Start of Extracted entries
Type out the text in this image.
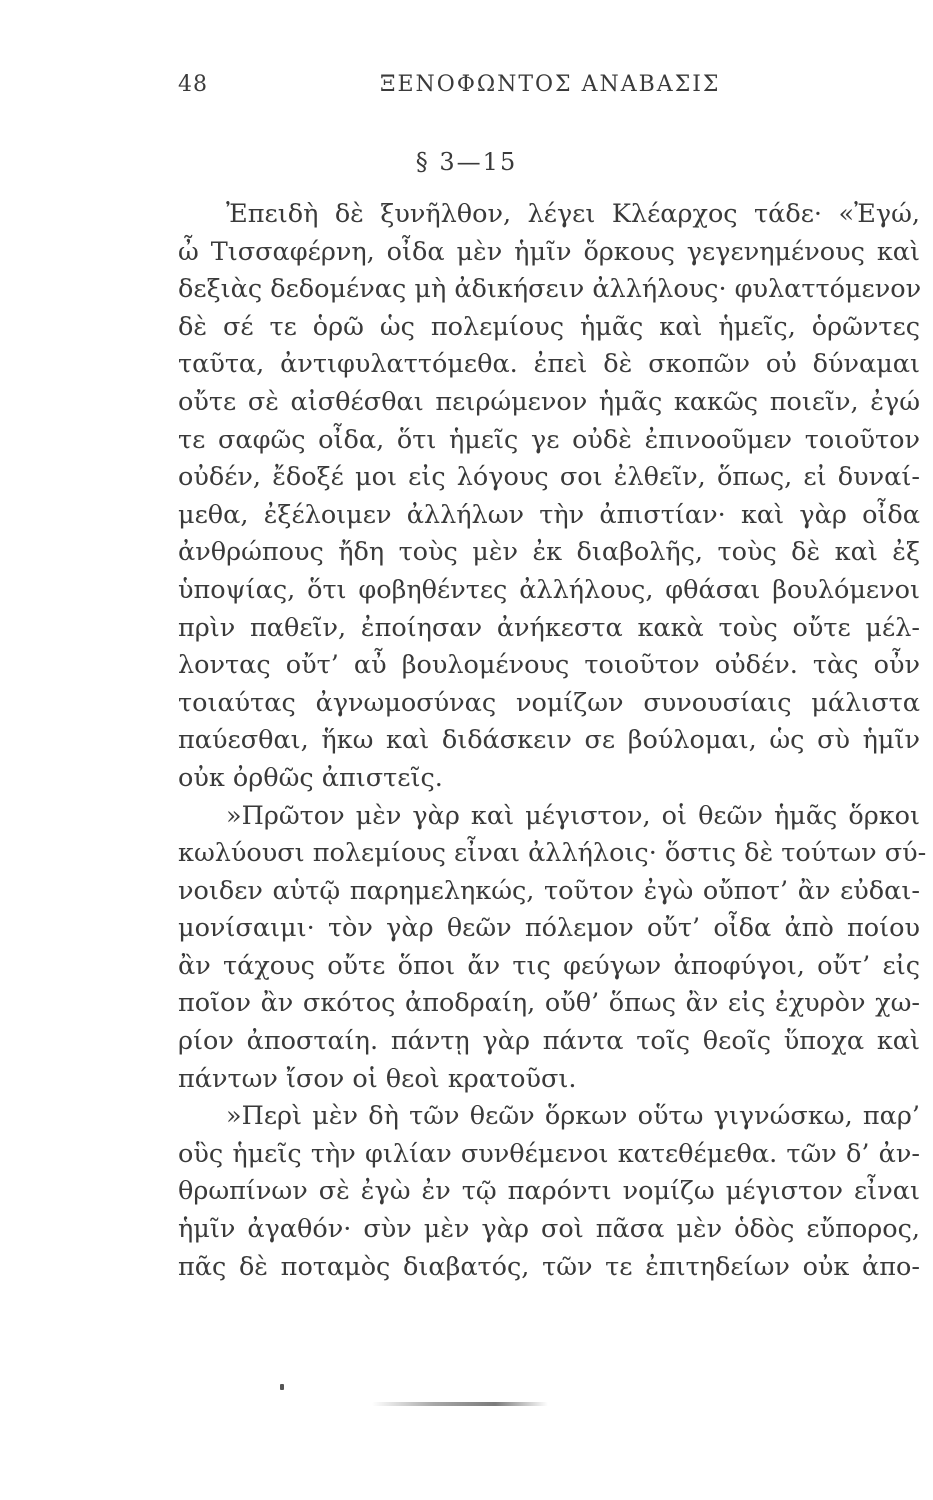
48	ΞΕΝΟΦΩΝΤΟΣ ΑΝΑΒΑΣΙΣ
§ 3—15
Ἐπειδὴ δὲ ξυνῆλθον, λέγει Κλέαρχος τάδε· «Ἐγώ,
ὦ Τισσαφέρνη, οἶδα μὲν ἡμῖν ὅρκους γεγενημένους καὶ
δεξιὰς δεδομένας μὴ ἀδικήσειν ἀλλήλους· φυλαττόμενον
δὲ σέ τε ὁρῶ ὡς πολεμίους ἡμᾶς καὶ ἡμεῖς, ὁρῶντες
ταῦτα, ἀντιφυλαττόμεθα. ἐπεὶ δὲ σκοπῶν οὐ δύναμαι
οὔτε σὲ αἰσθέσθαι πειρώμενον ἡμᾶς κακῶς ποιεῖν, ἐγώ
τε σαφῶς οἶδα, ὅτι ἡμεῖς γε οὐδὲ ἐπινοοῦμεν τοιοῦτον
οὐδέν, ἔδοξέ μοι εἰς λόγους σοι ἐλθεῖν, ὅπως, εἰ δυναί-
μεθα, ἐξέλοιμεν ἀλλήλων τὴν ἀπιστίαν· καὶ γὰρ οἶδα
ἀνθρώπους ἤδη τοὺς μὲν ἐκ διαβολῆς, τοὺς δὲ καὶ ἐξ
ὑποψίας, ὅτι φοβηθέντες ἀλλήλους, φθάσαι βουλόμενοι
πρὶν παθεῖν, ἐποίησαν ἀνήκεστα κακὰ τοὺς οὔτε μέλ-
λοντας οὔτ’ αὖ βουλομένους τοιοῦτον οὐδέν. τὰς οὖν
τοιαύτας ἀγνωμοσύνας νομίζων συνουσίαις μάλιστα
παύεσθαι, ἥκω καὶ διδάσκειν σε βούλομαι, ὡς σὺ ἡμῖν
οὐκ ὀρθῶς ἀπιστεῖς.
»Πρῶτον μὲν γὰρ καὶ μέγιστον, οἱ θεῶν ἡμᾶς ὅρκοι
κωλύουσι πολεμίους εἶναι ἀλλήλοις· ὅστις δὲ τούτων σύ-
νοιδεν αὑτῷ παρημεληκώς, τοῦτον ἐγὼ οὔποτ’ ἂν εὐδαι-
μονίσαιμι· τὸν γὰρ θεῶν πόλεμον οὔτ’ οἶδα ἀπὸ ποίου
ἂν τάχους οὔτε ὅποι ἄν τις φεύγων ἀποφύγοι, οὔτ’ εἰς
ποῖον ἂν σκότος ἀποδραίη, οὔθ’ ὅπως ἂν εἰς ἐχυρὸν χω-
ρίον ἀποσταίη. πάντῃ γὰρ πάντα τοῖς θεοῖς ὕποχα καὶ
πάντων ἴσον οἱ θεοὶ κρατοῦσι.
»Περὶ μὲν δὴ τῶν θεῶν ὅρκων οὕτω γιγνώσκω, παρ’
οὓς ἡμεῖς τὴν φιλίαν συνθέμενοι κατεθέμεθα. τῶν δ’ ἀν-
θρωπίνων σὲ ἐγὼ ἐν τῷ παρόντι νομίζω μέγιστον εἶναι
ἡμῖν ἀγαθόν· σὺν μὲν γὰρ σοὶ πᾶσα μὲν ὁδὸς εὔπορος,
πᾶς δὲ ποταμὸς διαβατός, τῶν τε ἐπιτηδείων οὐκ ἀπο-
End of Extracted entries
▶ [Aim]:
State how many lines of the material contain the string "οὔτε", with no other words.

▶ [Response for this exercise]:
3